YOUR TASK>
Rewrite the records below with every "FancyBboxPatch shape" changed to "rounded box" and nothing else altered. Leave out the pictures.

:::::

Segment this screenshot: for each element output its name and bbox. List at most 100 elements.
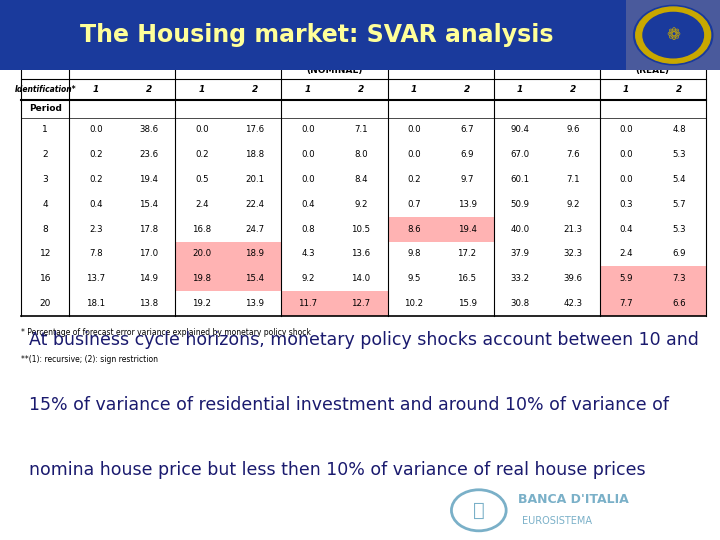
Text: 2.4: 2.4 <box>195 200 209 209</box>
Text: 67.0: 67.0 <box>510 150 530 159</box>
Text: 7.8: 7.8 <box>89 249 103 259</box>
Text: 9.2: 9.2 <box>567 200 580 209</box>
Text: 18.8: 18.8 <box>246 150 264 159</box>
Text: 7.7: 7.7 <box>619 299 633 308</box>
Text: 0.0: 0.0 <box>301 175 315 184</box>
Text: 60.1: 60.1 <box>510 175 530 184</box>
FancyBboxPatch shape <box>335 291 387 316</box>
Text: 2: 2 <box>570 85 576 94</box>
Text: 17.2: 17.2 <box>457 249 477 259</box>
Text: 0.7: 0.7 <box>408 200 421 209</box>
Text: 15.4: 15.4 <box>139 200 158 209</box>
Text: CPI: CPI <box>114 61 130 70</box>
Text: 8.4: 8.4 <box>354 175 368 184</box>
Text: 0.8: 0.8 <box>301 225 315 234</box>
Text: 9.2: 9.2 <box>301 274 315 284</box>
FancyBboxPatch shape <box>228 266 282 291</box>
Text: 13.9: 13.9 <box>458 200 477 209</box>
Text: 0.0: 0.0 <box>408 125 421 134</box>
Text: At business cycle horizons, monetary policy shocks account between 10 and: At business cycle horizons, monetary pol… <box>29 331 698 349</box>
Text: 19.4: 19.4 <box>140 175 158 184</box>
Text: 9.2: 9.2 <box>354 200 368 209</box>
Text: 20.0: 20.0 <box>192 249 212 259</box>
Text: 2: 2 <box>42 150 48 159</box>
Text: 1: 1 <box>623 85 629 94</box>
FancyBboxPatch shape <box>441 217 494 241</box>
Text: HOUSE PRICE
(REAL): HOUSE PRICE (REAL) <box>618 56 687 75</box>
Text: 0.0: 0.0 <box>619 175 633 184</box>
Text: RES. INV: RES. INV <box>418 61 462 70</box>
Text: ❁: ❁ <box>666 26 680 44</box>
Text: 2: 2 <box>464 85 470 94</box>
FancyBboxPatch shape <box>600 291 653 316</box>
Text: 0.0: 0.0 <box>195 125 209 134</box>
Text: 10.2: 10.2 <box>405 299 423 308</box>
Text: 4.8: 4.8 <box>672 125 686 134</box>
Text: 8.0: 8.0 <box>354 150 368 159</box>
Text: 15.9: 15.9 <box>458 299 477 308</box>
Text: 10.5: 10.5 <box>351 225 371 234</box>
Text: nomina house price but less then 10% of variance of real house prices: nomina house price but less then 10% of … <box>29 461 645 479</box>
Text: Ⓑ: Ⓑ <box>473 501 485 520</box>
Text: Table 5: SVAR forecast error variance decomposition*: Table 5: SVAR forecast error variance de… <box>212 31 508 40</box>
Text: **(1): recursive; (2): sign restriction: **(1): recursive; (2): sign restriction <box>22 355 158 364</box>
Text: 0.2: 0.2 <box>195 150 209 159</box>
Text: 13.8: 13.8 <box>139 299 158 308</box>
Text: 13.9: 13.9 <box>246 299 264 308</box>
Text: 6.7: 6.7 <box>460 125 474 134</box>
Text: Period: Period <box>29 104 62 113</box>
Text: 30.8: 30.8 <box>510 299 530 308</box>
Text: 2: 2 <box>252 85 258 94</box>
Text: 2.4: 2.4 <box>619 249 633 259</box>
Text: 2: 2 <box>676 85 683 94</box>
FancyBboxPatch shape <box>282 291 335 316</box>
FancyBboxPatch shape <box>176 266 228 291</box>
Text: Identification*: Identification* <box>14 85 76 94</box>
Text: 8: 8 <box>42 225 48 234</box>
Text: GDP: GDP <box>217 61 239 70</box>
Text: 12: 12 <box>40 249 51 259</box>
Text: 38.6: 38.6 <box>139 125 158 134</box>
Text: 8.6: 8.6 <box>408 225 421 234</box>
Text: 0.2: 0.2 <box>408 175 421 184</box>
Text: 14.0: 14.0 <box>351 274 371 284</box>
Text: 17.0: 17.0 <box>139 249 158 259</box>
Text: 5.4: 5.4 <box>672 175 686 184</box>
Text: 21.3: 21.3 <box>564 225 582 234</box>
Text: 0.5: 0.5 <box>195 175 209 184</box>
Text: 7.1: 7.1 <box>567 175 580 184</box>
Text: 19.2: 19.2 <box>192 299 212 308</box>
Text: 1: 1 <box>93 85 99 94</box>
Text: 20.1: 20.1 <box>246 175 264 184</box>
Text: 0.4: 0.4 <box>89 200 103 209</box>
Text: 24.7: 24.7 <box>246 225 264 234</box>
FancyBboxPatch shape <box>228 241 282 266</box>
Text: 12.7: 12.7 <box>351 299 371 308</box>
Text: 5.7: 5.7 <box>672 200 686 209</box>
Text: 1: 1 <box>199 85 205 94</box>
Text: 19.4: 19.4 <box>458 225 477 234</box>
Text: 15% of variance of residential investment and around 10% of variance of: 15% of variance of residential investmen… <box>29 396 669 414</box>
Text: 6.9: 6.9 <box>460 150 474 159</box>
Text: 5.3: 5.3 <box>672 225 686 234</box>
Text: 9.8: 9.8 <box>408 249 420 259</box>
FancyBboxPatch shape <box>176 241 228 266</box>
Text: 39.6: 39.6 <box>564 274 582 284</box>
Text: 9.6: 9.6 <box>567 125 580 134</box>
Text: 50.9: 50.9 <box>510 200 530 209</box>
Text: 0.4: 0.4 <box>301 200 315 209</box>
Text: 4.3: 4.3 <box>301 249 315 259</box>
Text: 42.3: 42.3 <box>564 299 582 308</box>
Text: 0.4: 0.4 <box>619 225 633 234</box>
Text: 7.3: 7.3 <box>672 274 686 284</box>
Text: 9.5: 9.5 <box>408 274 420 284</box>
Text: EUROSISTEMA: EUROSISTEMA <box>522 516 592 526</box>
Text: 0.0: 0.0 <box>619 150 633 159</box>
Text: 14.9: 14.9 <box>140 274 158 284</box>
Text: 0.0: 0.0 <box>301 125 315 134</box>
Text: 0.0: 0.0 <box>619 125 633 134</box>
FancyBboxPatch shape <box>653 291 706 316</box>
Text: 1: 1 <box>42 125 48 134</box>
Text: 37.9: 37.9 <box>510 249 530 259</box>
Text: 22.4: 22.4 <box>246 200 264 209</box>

:::::

TASK RESPONSE>
Segment this screenshot: for each element output its name and bbox. List at most 100 elements.
Text: 2.4: 2.4 <box>195 200 209 209</box>
Text: 67.0: 67.0 <box>510 150 530 159</box>
Text: 7.8: 7.8 <box>89 249 103 259</box>
Text: 9.2: 9.2 <box>567 200 580 209</box>
Text: 18.8: 18.8 <box>246 150 264 159</box>
Text: 7.7: 7.7 <box>619 299 633 308</box>
Text: 0.0: 0.0 <box>301 175 315 184</box>
Text: 60.1: 60.1 <box>510 175 530 184</box>
rounded box <box>335 291 387 316</box>
Text: 2: 2 <box>570 85 576 94</box>
Text: 17.2: 17.2 <box>457 249 477 259</box>
Text: 0.7: 0.7 <box>408 200 421 209</box>
Text: 15.4: 15.4 <box>139 200 158 209</box>
Text: CPI: CPI <box>114 61 130 70</box>
Text: 8.4: 8.4 <box>354 175 368 184</box>
Text: 0.8: 0.8 <box>301 225 315 234</box>
Text: 9.2: 9.2 <box>301 274 315 284</box>
rounded box <box>228 266 282 291</box>
Text: 13.9: 13.9 <box>458 200 477 209</box>
Text: 0.0: 0.0 <box>408 125 421 134</box>
Text: At business cycle horizons, monetary policy shocks account between 10 and: At business cycle horizons, monetary pol… <box>29 331 698 349</box>
Text: 19.4: 19.4 <box>140 175 158 184</box>
Text: 9.2: 9.2 <box>354 200 368 209</box>
Text: 20.0: 20.0 <box>192 249 212 259</box>
Text: 2: 2 <box>42 150 48 159</box>
Text: 1: 1 <box>623 85 629 94</box>
rounded box <box>441 217 494 241</box>
Text: HOUSE PRICE
(REAL): HOUSE PRICE (REAL) <box>618 56 687 75</box>
Text: 0.0: 0.0 <box>619 175 633 184</box>
Text: RES. INV: RES. INV <box>418 61 462 70</box>
Text: ❁: ❁ <box>666 26 680 44</box>
Text: 2: 2 <box>464 85 470 94</box>
rounded box <box>600 291 653 316</box>
Text: 0.0: 0.0 <box>195 125 209 134</box>
Text: 10.2: 10.2 <box>405 299 423 308</box>
Text: 4.8: 4.8 <box>672 125 686 134</box>
Text: 8.0: 8.0 <box>354 150 368 159</box>
Text: 15.9: 15.9 <box>458 299 477 308</box>
Text: 10.5: 10.5 <box>351 225 371 234</box>
Text: nomina house price but less then 10% of variance of real house prices: nomina house price but less then 10% of … <box>29 461 645 479</box>
Text: Ⓑ: Ⓑ <box>473 501 485 520</box>
Text: Table 5: SVAR forecast error variance decomposition*: Table 5: SVAR forecast error variance de… <box>212 31 508 40</box>
Text: **(1): recursive; (2): sign restriction: **(1): recursive; (2): sign restriction <box>22 355 158 364</box>
Text: 0.2: 0.2 <box>195 150 209 159</box>
Text: 13.8: 13.8 <box>139 299 158 308</box>
Text: 13.9: 13.9 <box>246 299 264 308</box>
Text: 6.7: 6.7 <box>460 125 474 134</box>
Text: Period: Period <box>29 104 62 113</box>
Text: 30.8: 30.8 <box>510 299 530 308</box>
Text: 2: 2 <box>252 85 258 94</box>
Text: 2.4: 2.4 <box>619 249 633 259</box>
Text: 2: 2 <box>676 85 683 94</box>
rounded box <box>282 291 335 316</box>
rounded box <box>176 266 228 291</box>
Text: Identification*: Identification* <box>14 85 76 94</box>
Text: 8: 8 <box>42 225 48 234</box>
Text: GDP: GDP <box>217 61 239 70</box>
Text: 12: 12 <box>40 249 51 259</box>
Text: 38.6: 38.6 <box>139 125 158 134</box>
Text: 8.6: 8.6 <box>408 225 421 234</box>
Text: 0.2: 0.2 <box>408 175 421 184</box>
Text: 14.0: 14.0 <box>351 274 371 284</box>
Text: 17.0: 17.0 <box>139 249 158 259</box>
Text: 5.4: 5.4 <box>672 175 686 184</box>
Text: 21.3: 21.3 <box>564 225 582 234</box>
Text: 0.5: 0.5 <box>195 175 209 184</box>
Text: 7.1: 7.1 <box>567 175 580 184</box>
Text: 19.2: 19.2 <box>192 299 212 308</box>
Text: 1: 1 <box>93 85 99 94</box>
Text: 20.1: 20.1 <box>246 175 264 184</box>
Text: 0.4: 0.4 <box>89 200 103 209</box>
Text: 24.7: 24.7 <box>246 225 264 234</box>
rounded box <box>228 241 282 266</box>
Text: 12.7: 12.7 <box>351 299 371 308</box>
Text: 5.7: 5.7 <box>672 200 686 209</box>
Text: 1: 1 <box>199 85 205 94</box>
Text: 19.4: 19.4 <box>458 225 477 234</box>
Text: 15% of variance of residential investment and around 10% of variance of: 15% of variance of residential investmen… <box>29 396 669 414</box>
Text: 6.9: 6.9 <box>460 150 474 159</box>
Text: 5.3: 5.3 <box>672 225 686 234</box>
Text: 9.8: 9.8 <box>408 249 420 259</box>
rounded box <box>176 241 228 266</box>
Text: 39.6: 39.6 <box>564 274 582 284</box>
Text: 9.6: 9.6 <box>567 125 580 134</box>
Text: 50.9: 50.9 <box>510 200 530 209</box>
Text: 0.4: 0.4 <box>301 200 315 209</box>
Text: 4.3: 4.3 <box>301 249 315 259</box>
Text: 42.3: 42.3 <box>564 299 582 308</box>
Text: 0.4: 0.4 <box>619 225 633 234</box>
Text: 7.3: 7.3 <box>672 274 686 284</box>
Text: 9.5: 9.5 <box>408 274 420 284</box>
Text: EUROSISTEMA: EUROSISTEMA <box>522 516 592 526</box>
Text: 0.0: 0.0 <box>619 150 633 159</box>
Text: 14.9: 14.9 <box>140 274 158 284</box>
Text: 0.0: 0.0 <box>301 125 315 134</box>
Text: 0.0: 0.0 <box>619 125 633 134</box>
rounded box <box>653 291 706 316</box>
Text: 1: 1 <box>42 125 48 134</box>
Text: 37.9: 37.9 <box>510 249 530 259</box>
Text: 22.4: 22.4 <box>246 200 264 209</box>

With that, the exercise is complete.